# WORK TO DO
An exact copy of all the data is required, with pictures left out.
>> Start
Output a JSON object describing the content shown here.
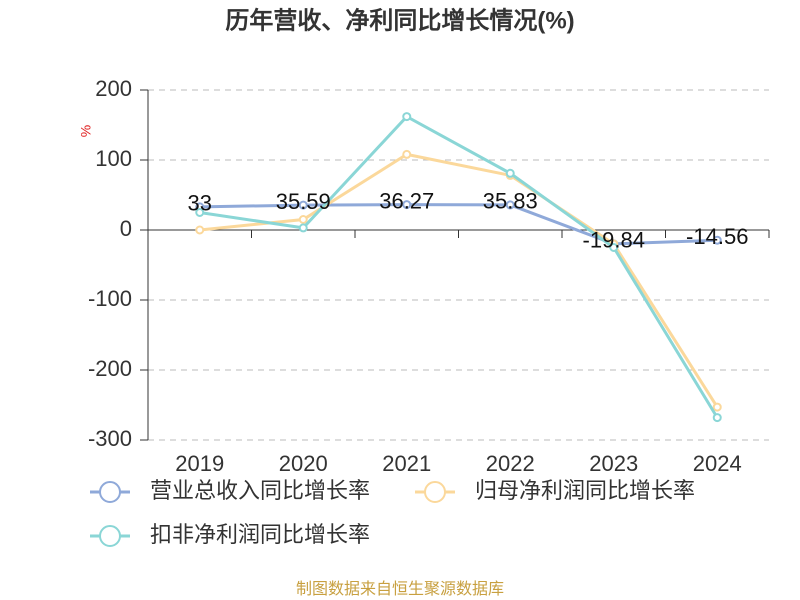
{
  "chart_data": {
    "type": "line",
    "title": "历年营收、净利同比增长情况(%)",
    "y_label": "%",
    "source": "制图数据来自恒生聚源数据库",
    "categories": [
      "2019",
      "2020",
      "2021",
      "2022",
      "2023",
      "2024"
    ],
    "series": [
      {
        "name": "营业总收入同比增长率",
        "color": "#8fa9d9",
        "values": [
          33,
          35.59,
          36.27,
          35.83,
          -19.84,
          -14.56
        ],
        "show_labels": true
      },
      {
        "name": "归母净利润同比增长率",
        "color": "#fbd89b",
        "values": [
          0,
          15,
          108,
          78,
          -20,
          -253
        ]
      },
      {
        "name": "扣非净利润同比增长率",
        "color": "#8ad6d6",
        "values": [
          25,
          3,
          162,
          81,
          -25,
          -268
        ]
      }
    ],
    "ylim": [
      -300,
      200
    ],
    "yticks": [
      -300,
      -200,
      -100,
      0,
      100,
      200
    ],
    "grid": true
  }
}
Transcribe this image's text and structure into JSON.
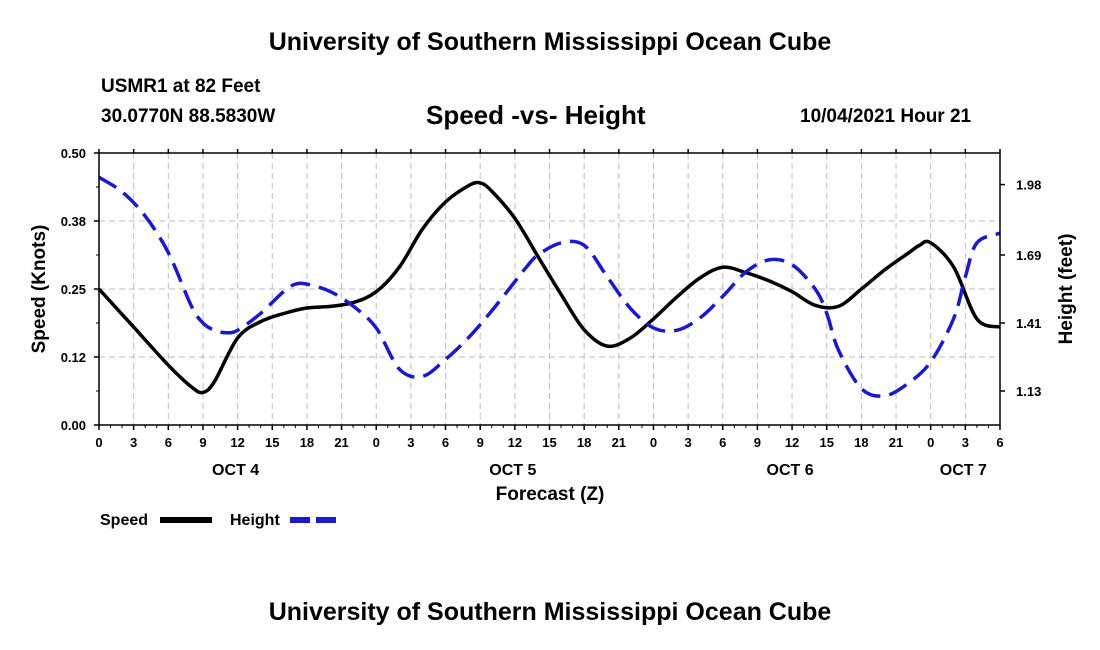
{
  "header": {
    "title": "University of Southern Mississippi Ocean Cube",
    "station": "USMR1 at 82 Feet",
    "coordinates": "30.0770N  88.5830W",
    "chart_title": "Speed -vs- Height",
    "datetime": "10/04/2021 Hour 21"
  },
  "footer": {
    "title": "University of Southern Mississippi Ocean Cube"
  },
  "colors": {
    "speed": "#000000",
    "height": "#1a1acc",
    "grid": "#bdbdbd"
  },
  "chart_data": {
    "type": "line",
    "title": "Speed -vs- Height",
    "xlabel": "Forecast (Z)",
    "ylabel": "Speed (Knots)",
    "y2label": "Height (feet)",
    "x_range_hours": [
      0,
      78
    ],
    "x_ticks": [
      {
        "h": 0,
        "label": "0"
      },
      {
        "h": 3,
        "label": "3"
      },
      {
        "h": 6,
        "label": "6"
      },
      {
        "h": 9,
        "label": "9"
      },
      {
        "h": 12,
        "label": "12"
      },
      {
        "h": 15,
        "label": "15"
      },
      {
        "h": 18,
        "label": "18"
      },
      {
        "h": 21,
        "label": "21"
      },
      {
        "h": 24,
        "label": "0"
      },
      {
        "h": 27,
        "label": "3"
      },
      {
        "h": 30,
        "label": "6"
      },
      {
        "h": 33,
        "label": "9"
      },
      {
        "h": 36,
        "label": "12"
      },
      {
        "h": 39,
        "label": "15"
      },
      {
        "h": 42,
        "label": "18"
      },
      {
        "h": 45,
        "label": "21"
      },
      {
        "h": 48,
        "label": "0"
      },
      {
        "h": 51,
        "label": "3"
      },
      {
        "h": 54,
        "label": "6"
      },
      {
        "h": 57,
        "label": "9"
      },
      {
        "h": 60,
        "label": "12"
      },
      {
        "h": 63,
        "label": "15"
      },
      {
        "h": 66,
        "label": "18"
      },
      {
        "h": 69,
        "label": "21"
      },
      {
        "h": 72,
        "label": "0"
      },
      {
        "h": 75,
        "label": "3"
      },
      {
        "h": 78,
        "label": "6"
      }
    ],
    "day_labels": [
      {
        "h": 12,
        "label": "OCT 4"
      },
      {
        "h": 36,
        "label": "OCT 5"
      },
      {
        "h": 60,
        "label": "OCT 6"
      },
      {
        "h": 75,
        "label": "OCT 7"
      }
    ],
    "ylim": [
      0,
      0.5
    ],
    "y_ticks": [
      {
        "v": 0.0,
        "label": "0.00"
      },
      {
        "v": 0.125,
        "label": "0.12"
      },
      {
        "v": 0.25,
        "label": "0.25"
      },
      {
        "v": 0.375,
        "label": "0.38"
      },
      {
        "v": 0.5,
        "label": "0.50"
      }
    ],
    "y2lim": [
      0.99,
      2.11
    ],
    "y2_ticks": [
      {
        "v": 1.13,
        "label": "1.13"
      },
      {
        "v": 1.41,
        "label": "1.41"
      },
      {
        "v": 1.69,
        "label": "1.69"
      },
      {
        "v": 1.98,
        "label": "1.98"
      }
    ],
    "series": [
      {
        "name": "Speed",
        "axis": "left",
        "style": "solid",
        "x": [
          0,
          3,
          6,
          8,
          9,
          10,
          12,
          14,
          16,
          18,
          20,
          22,
          24,
          26,
          28,
          30,
          32,
          33,
          34,
          36,
          38,
          40,
          42,
          44,
          46,
          48,
          50,
          52,
          54,
          56,
          58,
          60,
          62,
          64,
          66,
          68,
          70,
          71,
          72,
          74,
          76,
          78
        ],
        "values": [
          0.25,
          0.18,
          0.11,
          0.07,
          0.06,
          0.08,
          0.16,
          0.19,
          0.205,
          0.215,
          0.218,
          0.225,
          0.245,
          0.29,
          0.36,
          0.41,
          0.44,
          0.445,
          0.43,
          0.38,
          0.31,
          0.24,
          0.175,
          0.145,
          0.16,
          0.195,
          0.235,
          0.27,
          0.29,
          0.28,
          0.265,
          0.245,
          0.22,
          0.218,
          0.25,
          0.285,
          0.315,
          0.33,
          0.335,
          0.29,
          0.195,
          0.18
        ]
      },
      {
        "name": "Height",
        "axis": "right",
        "style": "dashed",
        "x": [
          0,
          2,
          4,
          6,
          8,
          9,
          10,
          11,
          12,
          14,
          16,
          17,
          18,
          20,
          22,
          24,
          26,
          28,
          30,
          32,
          34,
          36,
          37,
          38,
          40,
          42,
          44,
          46,
          48,
          50,
          52,
          54,
          56,
          58,
          60,
          62,
          63,
          64,
          66,
          68,
          70,
          72,
          74,
          75,
          76,
          78
        ],
        "values": [
          2.01,
          1.95,
          1.85,
          1.7,
          1.48,
          1.41,
          1.38,
          1.37,
          1.38,
          1.45,
          1.54,
          1.57,
          1.57,
          1.54,
          1.48,
          1.39,
          1.22,
          1.19,
          1.26,
          1.35,
          1.46,
          1.58,
          1.64,
          1.69,
          1.74,
          1.73,
          1.6,
          1.47,
          1.39,
          1.38,
          1.43,
          1.52,
          1.62,
          1.67,
          1.65,
          1.55,
          1.45,
          1.3,
          1.14,
          1.11,
          1.16,
          1.25,
          1.43,
          1.6,
          1.74,
          1.78
        ]
      }
    ],
    "legend": {
      "position": "bottom-left",
      "entries": [
        {
          "label": "Speed",
          "style": "solid"
        },
        {
          "label": "Height",
          "style": "dashed"
        }
      ]
    }
  }
}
>> End
# EXERCISE RESPONSE
Output a JSON object describing the content shown here.
{
  "chart_data": {
    "type": "line",
    "title": "历年营收、净利同比增长情况(%)",
    "y_label": "%",
    "source": "制图数据来自恒生聚源数据库",
    "categories": [
      "2019",
      "2020",
      "2021",
      "2022",
      "2023",
      "2024"
    ],
    "series": [
      {
        "name": "营业总收入同比增长率",
        "color": "#8fa9d9",
        "values": [
          33,
          35.59,
          36.27,
          35.83,
          -19.84,
          -14.56
        ],
        "show_labels": true
      },
      {
        "name": "归母净利润同比增长率",
        "color": "#fbd89b",
        "values": [
          0,
          15,
          108,
          78,
          -20,
          -253
        ]
      },
      {
        "name": "扣非净利润同比增长率",
        "color": "#8ad6d6",
        "values": [
          25,
          3,
          162,
          81,
          -25,
          -268
        ]
      }
    ],
    "ylim": [
      -300,
      200
    ],
    "yticks": [
      -300,
      -200,
      -100,
      0,
      100,
      200
    ],
    "grid": true
  }
}
Transcribe this image's text and structure into JSON.
{
  "header": {
    "title": "University of Southern Mississippi Ocean Cube",
    "station": "USMR1 at 82 Feet",
    "coordinates": "30.0770N  88.5830W",
    "chart_title": "Speed -vs- Height",
    "datetime": "10/04/2021 Hour 21"
  },
  "footer": {
    "title": "University of Southern Mississippi Ocean Cube"
  },
  "colors": {
    "speed": "#000000",
    "height": "#1a1acc",
    "grid": "#bdbdbd"
  },
  "chart_data": {
    "type": "line",
    "title": "Speed -vs- Height",
    "xlabel": "Forecast (Z)",
    "ylabel": "Speed (Knots)",
    "y2label": "Height (feet)",
    "x_range_hours": [
      0,
      78
    ],
    "x_ticks": [
      {
        "h": 0,
        "label": "0"
      },
      {
        "h": 3,
        "label": "3"
      },
      {
        "h": 6,
        "label": "6"
      },
      {
        "h": 9,
        "label": "9"
      },
      {
        "h": 12,
        "label": "12"
      },
      {
        "h": 15,
        "label": "15"
      },
      {
        "h": 18,
        "label": "18"
      },
      {
        "h": 21,
        "label": "21"
      },
      {
        "h": 24,
        "label": "0"
      },
      {
        "h": 27,
        "label": "3"
      },
      {
        "h": 30,
        "label": "6"
      },
      {
        "h": 33,
        "label": "9"
      },
      {
        "h": 36,
        "label": "12"
      },
      {
        "h": 39,
        "label": "15"
      },
      {
        "h": 42,
        "label": "18"
      },
      {
        "h": 45,
        "label": "21"
      },
      {
        "h": 48,
        "label": "0"
      },
      {
        "h": 51,
        "label": "3"
      },
      {
        "h": 54,
        "label": "6"
      },
      {
        "h": 57,
        "label": "9"
      },
      {
        "h": 60,
        "label": "12"
      },
      {
        "h": 63,
        "label": "15"
      },
      {
        "h": 66,
        "label": "18"
      },
      {
        "h": 69,
        "label": "21"
      },
      {
        "h": 72,
        "label": "0"
      },
      {
        "h": 75,
        "label": "3"
      },
      {
        "h": 78,
        "label": "6"
      }
    ],
    "day_labels": [
      {
        "h": 12,
        "label": "OCT 4"
      },
      {
        "h": 36,
        "label": "OCT 5"
      },
      {
        "h": 60,
        "label": "OCT 6"
      },
      {
        "h": 75,
        "label": "OCT 7"
      }
    ],
    "ylim": [
      0,
      0.5
    ],
    "y_ticks": [
      {
        "v": 0.0,
        "label": "0.00"
      },
      {
        "v": 0.125,
        "label": "0.12"
      },
      {
        "v": 0.25,
        "label": "0.25"
      },
      {
        "v": 0.375,
        "label": "0.38"
      },
      {
        "v": 0.5,
        "label": "0.50"
      }
    ],
    "y2lim": [
      0.99,
      2.11
    ],
    "y2_ticks": [
      {
        "v": 1.13,
        "label": "1.13"
      },
      {
        "v": 1.41,
        "label": "1.41"
      },
      {
        "v": 1.69,
        "label": "1.69"
      },
      {
        "v": 1.98,
        "label": "1.98"
      }
    ],
    "series": [
      {
        "name": "Speed",
        "axis": "left",
        "style": "solid",
        "x": [
          0,
          3,
          6,
          8,
          9,
          10,
          12,
          14,
          16,
          18,
          20,
          22,
          24,
          26,
          28,
          30,
          32,
          33,
          34,
          36,
          38,
          40,
          42,
          44,
          46,
          48,
          50,
          52,
          54,
          56,
          58,
          60,
          62,
          64,
          66,
          68,
          70,
          71,
          72,
          74,
          76,
          78
        ],
        "values": [
          0.25,
          0.18,
          0.11,
          0.07,
          0.06,
          0.08,
          0.16,
          0.19,
          0.205,
          0.215,
          0.218,
          0.225,
          0.245,
          0.29,
          0.36,
          0.41,
          0.44,
          0.445,
          0.43,
          0.38,
          0.31,
          0.24,
          0.175,
          0.145,
          0.16,
          0.195,
          0.235,
          0.27,
          0.29,
          0.28,
          0.265,
          0.245,
          0.22,
          0.218,
          0.25,
          0.285,
          0.315,
          0.33,
          0.335,
          0.29,
          0.195,
          0.18
        ]
      },
      {
        "name": "Height",
        "axis": "right",
        "style": "dashed",
        "x": [
          0,
          2,
          4,
          6,
          8,
          9,
          10,
          11,
          12,
          14,
          16,
          17,
          18,
          20,
          22,
          24,
          26,
          28,
          30,
          32,
          34,
          36,
          37,
          38,
          40,
          42,
          44,
          46,
          48,
          50,
          52,
          54,
          56,
          58,
          60,
          62,
          63,
          64,
          66,
          68,
          70,
          72,
          74,
          75,
          76,
          78
        ],
        "values": [
          2.01,
          1.95,
          1.85,
          1.7,
          1.48,
          1.41,
          1.38,
          1.37,
          1.38,
          1.45,
          1.54,
          1.57,
          1.57,
          1.54,
          1.48,
          1.39,
          1.22,
          1.19,
          1.26,
          1.35,
          1.46,
          1.58,
          1.64,
          1.69,
          1.74,
          1.73,
          1.6,
          1.47,
          1.39,
          1.38,
          1.43,
          1.52,
          1.62,
          1.67,
          1.65,
          1.55,
          1.45,
          1.3,
          1.14,
          1.11,
          1.16,
          1.25,
          1.43,
          1.6,
          1.74,
          1.78
        ]
      }
    ],
    "legend": {
      "position": "bottom-left",
      "entries": [
        {
          "label": "Speed",
          "style": "solid"
        },
        {
          "label": "Height",
          "style": "dashed"
        }
      ]
    }
  }
}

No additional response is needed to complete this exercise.